# Work required
Transcribe every entry word for word. Skip the pictures.

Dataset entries
---*---

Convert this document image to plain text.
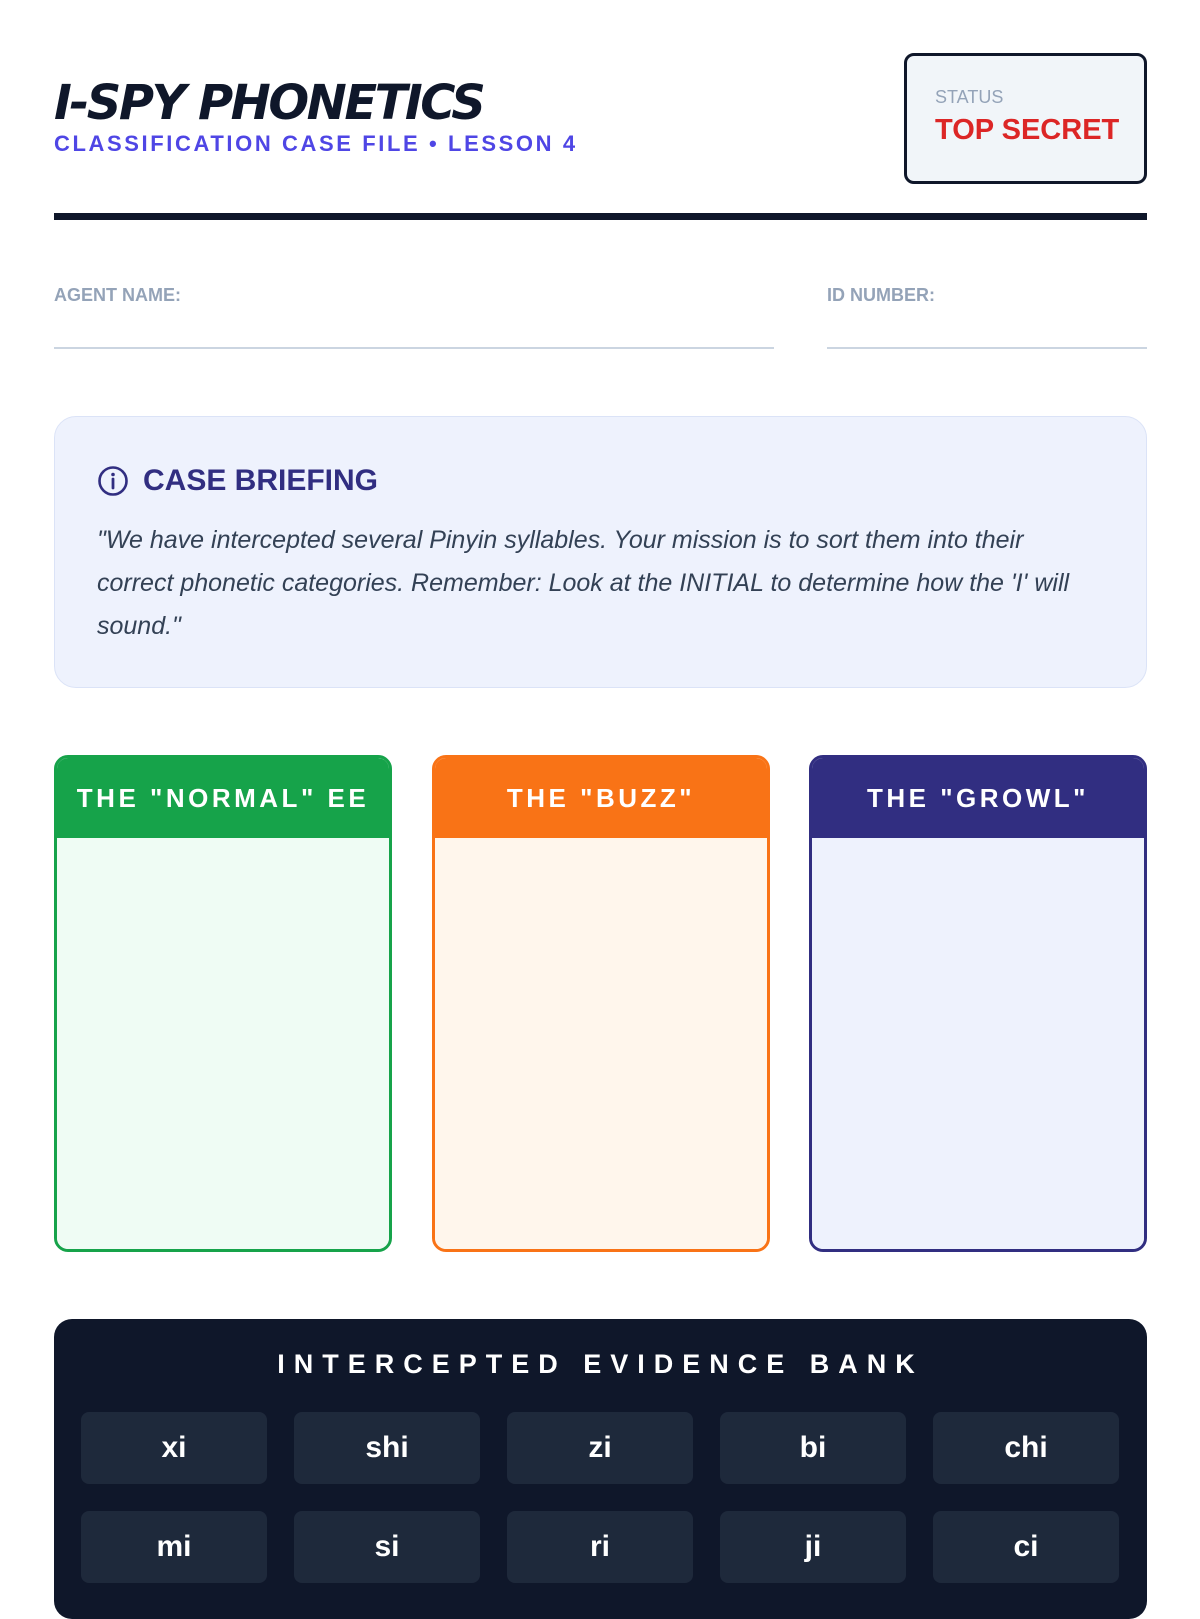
I-SPY PHONETICS
CLASSIFICATION CASE FILE • LESSON 4
STATUS
TOP SECRET
AGENT NAME:	ID NUMBER:
CASE BRIEFING
"We have intercepted several Pinyin syllables. Your mission is to sort them into their correct phonetic categories. Remember: Look at the INITIAL to determine how the 'I' will sound."
THE "NORMAL" EE	THE "BUZZ"	THE "GROWL"
INTERCEPTED EVIDENCE BANK
xi	shi	zi	bi	chi
mi	si	ri	ji	ci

---*---

# The reply
Convert this document image to plain text.
I-SPY PHONETICS
CLASSIFICATION CASE FILE • LESSON 4
STATUS
TOP SECRET
AGENT NAME:	ID NUMBER:
CASE BRIEFING
"We have intercepted several Pinyin syllables. Your mission is to sort them into their correct phonetic categories. Remember: Look at the INITIAL to determine how the 'I' will sound."
THE "NORMAL" EE	THE "BUZZ"	THE "GROWL"
INTERCEPTED EVIDENCE BANK
xi	shi	zi	bi	chi
mi	si	ri	ji	ci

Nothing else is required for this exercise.